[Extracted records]
-- -- --

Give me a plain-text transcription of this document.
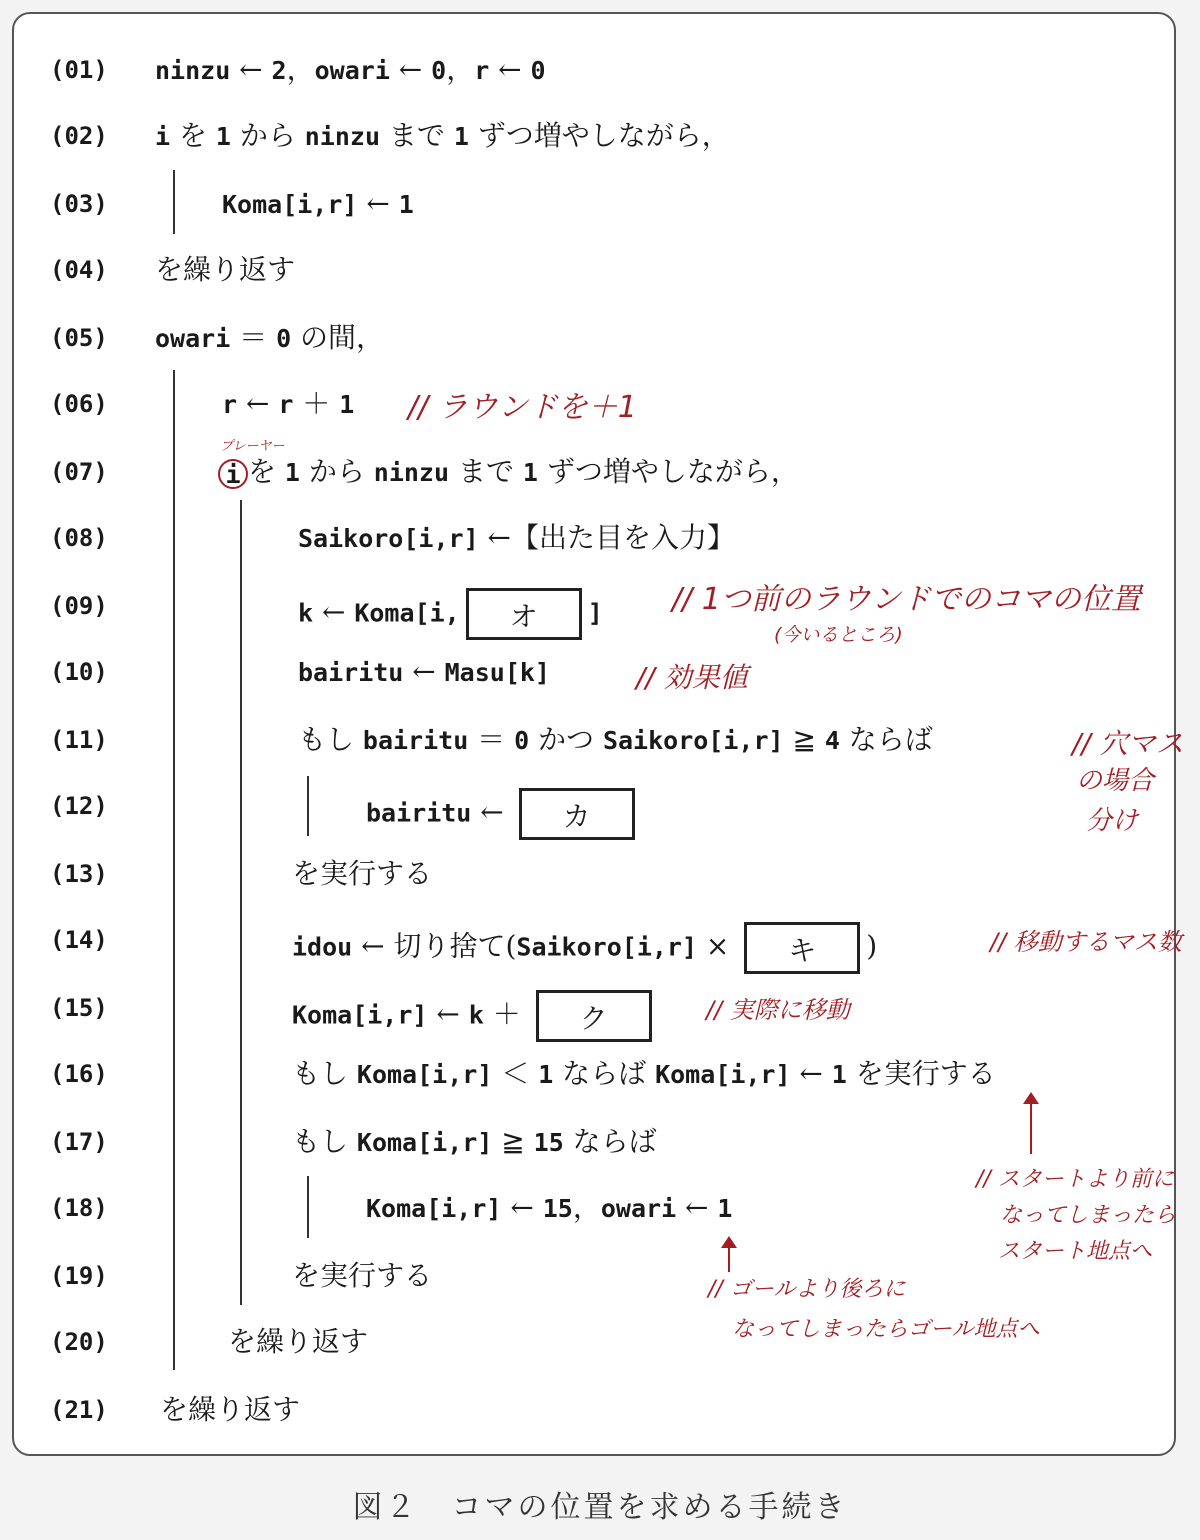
(01) ninzu ← 2，owari ← 0，r ← 0
(02) i を 1 から ninzu まで 1 ずつ増やしながら，
(03)	Koma[i,r] ← 1
(04) を繰り返す
(05) owari ＝ 0 の間，
(06)	r ← r ＋ 1
(07)	i を 1 から ninzu まで 1 ずつ増やしながら，
(08)	Saikoro[i,r] ←【出た目を入力】
(09)	k ← Koma[i, オ ]
(10)	bairitu ← Masu[k]
(11)	もし bairitu ＝ 0 かつ Saikoro[i,r] ≧ 4 ならば
(12)	bairitu ← カ
(13)	を実行する
(14)	idou ← 切り捨て(Saikoro[i,r] × キ )
(15)	Koma[i,r] ← k ＋ ク
(16)	もし Koma[i,r] ＜ 1 ならば Koma[i,r] ← 1 を実行する
(17)	もし Koma[i,r] ≧ 15 ならば
(18)	Koma[i,r] ← 15，owari ← 1
(19)	を実行する
(20)	を繰り返す
(21) を繰り返す
// ラウンドを＋1
プレーヤー
// 1つ前のラウンドでのコマの位置
(今いるところ)
// 効果値
// 穴マス
の場合
分け
// 移動するマス数
// 実際に移動
// スタートより前に
なってしまったら
スタート地点へ
// ゴールより後ろに
なってしまったらゴール地点へ
図２　コマの位置を求める手続き
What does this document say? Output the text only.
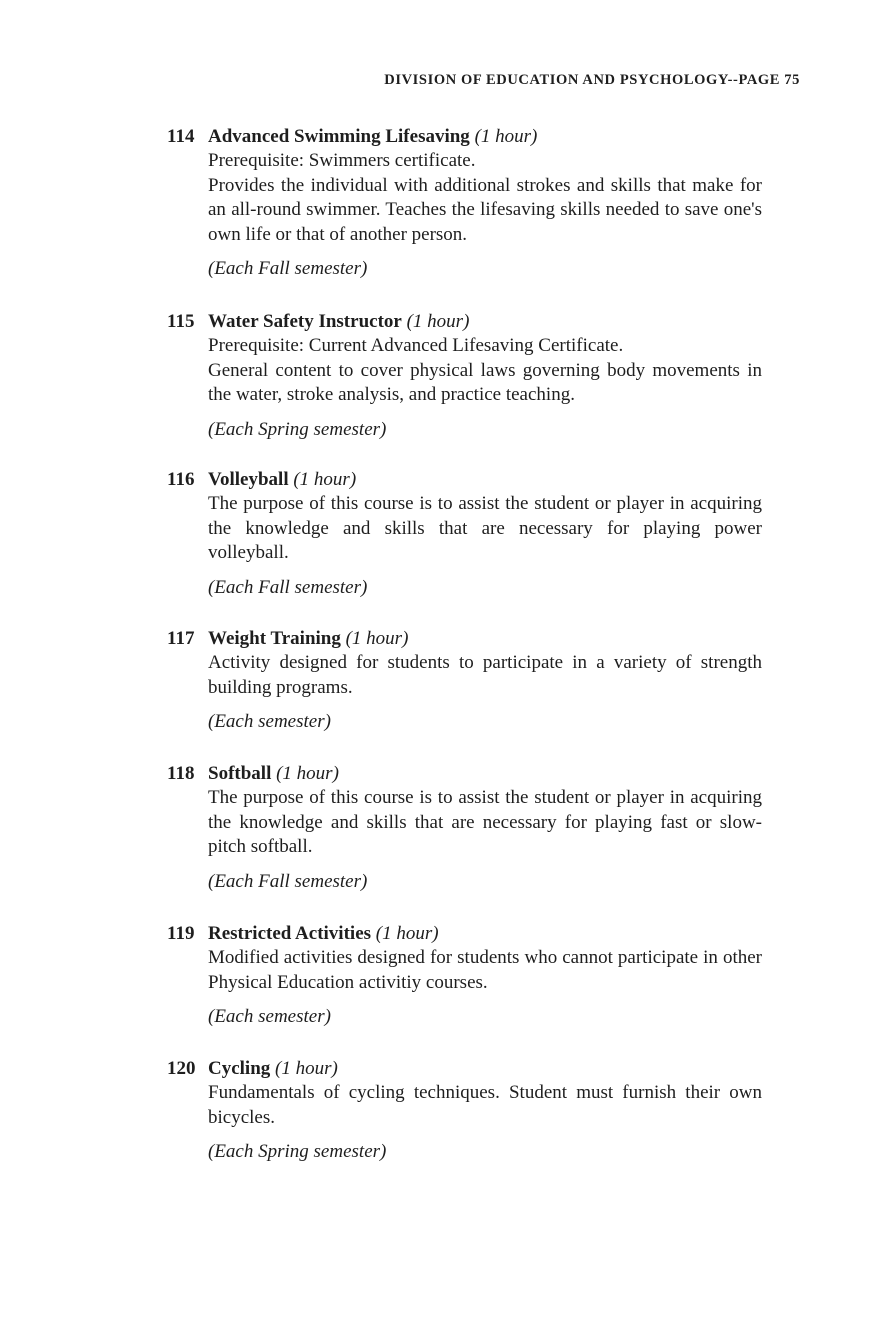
DIVISION OF EDUCATION AND PSYCHOLOGY--PAGE 75
114 Advanced Swimming Lifesaving (1 hour)

Prerequisite: Swimmers certificate.

Provides the individual with additional strokes and skills that make for an all-round swimmer. Teaches the lifesaving skills needed to save one's own life or that of another person.

(Each Fall semester)

115 Water Safety Instructor (1 hour)

Prerequisite: Current Advanced Lifesaving Certificate.

General content to cover physical laws governing body movements in the water, stroke analysis, and practice teaching.

(Each Spring semester)

116 Volleyball (1 hour)

The purpose of this course is to assist the student or player in acquiring the knowledge and skills that are necessary for playing power volleyball.

(Each Fall semester)

117 Weight Training (1 hour)

Activity designed for students to participate in a variety of strength building programs.

(Each semester)

118 Softball (1 hour)

The purpose of this course is to assist the student or player in acquiring the knowledge and skills that are necessary for playing fast or slow-pitch softball.

(Each Fall semester)

119 Restricted Activities (1 hour)

Modified activities designed for students who cannot participate in other Physical Education activitiy courses.

(Each semester)

120 Cycling (1 hour)

Fundamentals of cycling techniques. Student must furnish their own bicycles.

(Each Spring semester)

-- -- --

Exercise requirements: Gather each line in the entries above where the string "hour" is found.

Result of this exercise:
114 Advanced Swimming Lifesaving (1 hour)
115 Water Safety Instructor (1 hour)
116 Volleyball (1 hour)
117 Weight Training (1 hour)
118 Softball (1 hour)
119 Restricted Activities (1 hour)
120 Cycling (1 hour)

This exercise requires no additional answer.